• **TO BE DONE**:
Work through the data below line by line and say how many lines hold "name"; give only the number.

====== DATA SUPPLIED

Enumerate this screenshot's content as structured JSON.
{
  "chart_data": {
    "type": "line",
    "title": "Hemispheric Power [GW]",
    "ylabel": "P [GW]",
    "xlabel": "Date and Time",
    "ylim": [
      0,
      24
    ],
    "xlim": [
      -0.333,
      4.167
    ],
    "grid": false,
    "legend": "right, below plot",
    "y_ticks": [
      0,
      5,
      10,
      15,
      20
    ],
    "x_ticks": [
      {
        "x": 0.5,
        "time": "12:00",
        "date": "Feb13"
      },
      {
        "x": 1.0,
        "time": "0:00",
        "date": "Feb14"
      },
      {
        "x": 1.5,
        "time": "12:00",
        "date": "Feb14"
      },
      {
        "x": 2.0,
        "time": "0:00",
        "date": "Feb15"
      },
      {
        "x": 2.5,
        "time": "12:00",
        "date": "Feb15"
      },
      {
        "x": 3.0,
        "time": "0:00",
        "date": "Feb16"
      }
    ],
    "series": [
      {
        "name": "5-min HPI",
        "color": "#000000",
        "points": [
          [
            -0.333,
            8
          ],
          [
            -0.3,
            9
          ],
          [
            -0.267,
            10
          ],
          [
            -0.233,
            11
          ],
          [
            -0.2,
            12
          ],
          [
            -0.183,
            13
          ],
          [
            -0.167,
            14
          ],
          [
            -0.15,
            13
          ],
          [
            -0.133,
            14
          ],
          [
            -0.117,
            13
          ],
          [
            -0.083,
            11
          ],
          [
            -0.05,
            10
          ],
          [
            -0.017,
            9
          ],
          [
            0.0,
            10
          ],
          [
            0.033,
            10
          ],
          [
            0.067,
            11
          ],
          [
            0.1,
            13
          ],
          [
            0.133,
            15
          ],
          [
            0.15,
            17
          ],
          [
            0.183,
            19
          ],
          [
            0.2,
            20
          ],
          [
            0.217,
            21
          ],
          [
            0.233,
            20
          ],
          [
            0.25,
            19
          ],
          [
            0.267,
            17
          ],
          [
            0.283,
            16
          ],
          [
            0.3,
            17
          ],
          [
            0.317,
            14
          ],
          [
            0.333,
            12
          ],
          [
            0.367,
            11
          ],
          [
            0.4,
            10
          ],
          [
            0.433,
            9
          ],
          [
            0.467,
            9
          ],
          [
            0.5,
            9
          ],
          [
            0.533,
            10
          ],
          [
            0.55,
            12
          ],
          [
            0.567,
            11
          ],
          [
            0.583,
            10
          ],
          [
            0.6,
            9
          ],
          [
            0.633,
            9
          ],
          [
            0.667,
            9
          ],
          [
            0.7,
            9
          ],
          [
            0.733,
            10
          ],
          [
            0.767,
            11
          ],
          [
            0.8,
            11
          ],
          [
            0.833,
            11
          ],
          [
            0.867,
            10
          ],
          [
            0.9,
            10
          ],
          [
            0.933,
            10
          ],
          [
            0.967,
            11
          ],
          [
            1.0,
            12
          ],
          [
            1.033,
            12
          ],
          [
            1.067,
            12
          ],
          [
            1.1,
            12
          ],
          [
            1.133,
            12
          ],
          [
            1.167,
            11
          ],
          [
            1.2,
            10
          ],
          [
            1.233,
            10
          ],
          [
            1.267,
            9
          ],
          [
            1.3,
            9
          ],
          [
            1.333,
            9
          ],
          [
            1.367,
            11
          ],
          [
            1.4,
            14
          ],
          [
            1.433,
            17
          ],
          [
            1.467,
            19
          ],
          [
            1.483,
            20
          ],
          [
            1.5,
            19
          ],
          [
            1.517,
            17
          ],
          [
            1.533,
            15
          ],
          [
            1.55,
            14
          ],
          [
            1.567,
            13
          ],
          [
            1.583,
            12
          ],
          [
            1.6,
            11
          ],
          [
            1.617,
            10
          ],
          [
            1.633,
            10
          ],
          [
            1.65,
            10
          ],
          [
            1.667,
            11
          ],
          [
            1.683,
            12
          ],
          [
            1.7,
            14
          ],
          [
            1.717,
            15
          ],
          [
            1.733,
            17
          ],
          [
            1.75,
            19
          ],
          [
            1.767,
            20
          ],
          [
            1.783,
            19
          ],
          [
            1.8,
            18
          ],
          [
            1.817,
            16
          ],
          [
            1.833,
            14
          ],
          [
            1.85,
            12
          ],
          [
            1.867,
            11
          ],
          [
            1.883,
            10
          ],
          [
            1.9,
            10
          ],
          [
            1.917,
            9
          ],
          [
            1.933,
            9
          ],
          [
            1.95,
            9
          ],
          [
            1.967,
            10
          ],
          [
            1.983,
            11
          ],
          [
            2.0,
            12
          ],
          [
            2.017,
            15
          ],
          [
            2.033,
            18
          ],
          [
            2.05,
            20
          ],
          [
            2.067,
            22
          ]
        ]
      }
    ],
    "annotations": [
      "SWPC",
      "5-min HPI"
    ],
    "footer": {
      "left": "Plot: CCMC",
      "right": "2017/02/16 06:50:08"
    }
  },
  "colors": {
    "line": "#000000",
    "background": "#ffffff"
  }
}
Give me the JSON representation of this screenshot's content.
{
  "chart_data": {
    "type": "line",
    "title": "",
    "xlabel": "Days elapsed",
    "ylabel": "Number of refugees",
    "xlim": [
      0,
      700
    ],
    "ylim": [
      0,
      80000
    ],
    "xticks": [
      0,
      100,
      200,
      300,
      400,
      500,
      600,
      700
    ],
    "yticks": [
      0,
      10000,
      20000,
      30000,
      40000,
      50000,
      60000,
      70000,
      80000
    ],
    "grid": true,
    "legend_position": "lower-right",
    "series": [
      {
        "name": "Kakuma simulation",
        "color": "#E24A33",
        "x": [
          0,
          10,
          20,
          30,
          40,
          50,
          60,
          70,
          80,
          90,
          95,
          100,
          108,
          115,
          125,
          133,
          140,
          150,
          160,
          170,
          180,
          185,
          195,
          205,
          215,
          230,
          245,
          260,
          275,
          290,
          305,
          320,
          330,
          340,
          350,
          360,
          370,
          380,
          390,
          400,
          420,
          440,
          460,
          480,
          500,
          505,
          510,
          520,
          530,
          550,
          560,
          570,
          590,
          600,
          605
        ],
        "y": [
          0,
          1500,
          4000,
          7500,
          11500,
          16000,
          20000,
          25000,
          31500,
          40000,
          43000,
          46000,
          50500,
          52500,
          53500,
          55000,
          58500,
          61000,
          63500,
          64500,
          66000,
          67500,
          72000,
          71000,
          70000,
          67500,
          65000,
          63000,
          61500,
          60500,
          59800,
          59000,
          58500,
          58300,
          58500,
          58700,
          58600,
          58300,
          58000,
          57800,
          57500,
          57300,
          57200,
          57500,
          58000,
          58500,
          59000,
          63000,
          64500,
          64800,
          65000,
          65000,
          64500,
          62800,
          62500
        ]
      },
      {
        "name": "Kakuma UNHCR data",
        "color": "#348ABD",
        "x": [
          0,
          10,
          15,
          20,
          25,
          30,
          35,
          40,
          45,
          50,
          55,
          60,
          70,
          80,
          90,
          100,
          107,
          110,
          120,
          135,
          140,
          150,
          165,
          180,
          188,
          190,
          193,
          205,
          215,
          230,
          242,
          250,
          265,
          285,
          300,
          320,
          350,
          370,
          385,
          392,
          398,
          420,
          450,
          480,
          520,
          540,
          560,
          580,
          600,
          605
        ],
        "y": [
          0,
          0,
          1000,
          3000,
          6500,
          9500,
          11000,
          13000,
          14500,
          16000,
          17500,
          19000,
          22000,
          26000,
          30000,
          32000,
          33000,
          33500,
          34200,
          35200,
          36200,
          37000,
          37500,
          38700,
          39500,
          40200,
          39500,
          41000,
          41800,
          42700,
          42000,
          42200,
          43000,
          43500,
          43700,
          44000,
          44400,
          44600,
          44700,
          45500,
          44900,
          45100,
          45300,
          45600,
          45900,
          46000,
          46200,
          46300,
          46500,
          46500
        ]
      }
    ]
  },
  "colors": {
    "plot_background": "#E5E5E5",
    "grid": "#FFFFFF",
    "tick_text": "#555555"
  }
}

============

• **TASK RESULT**:
3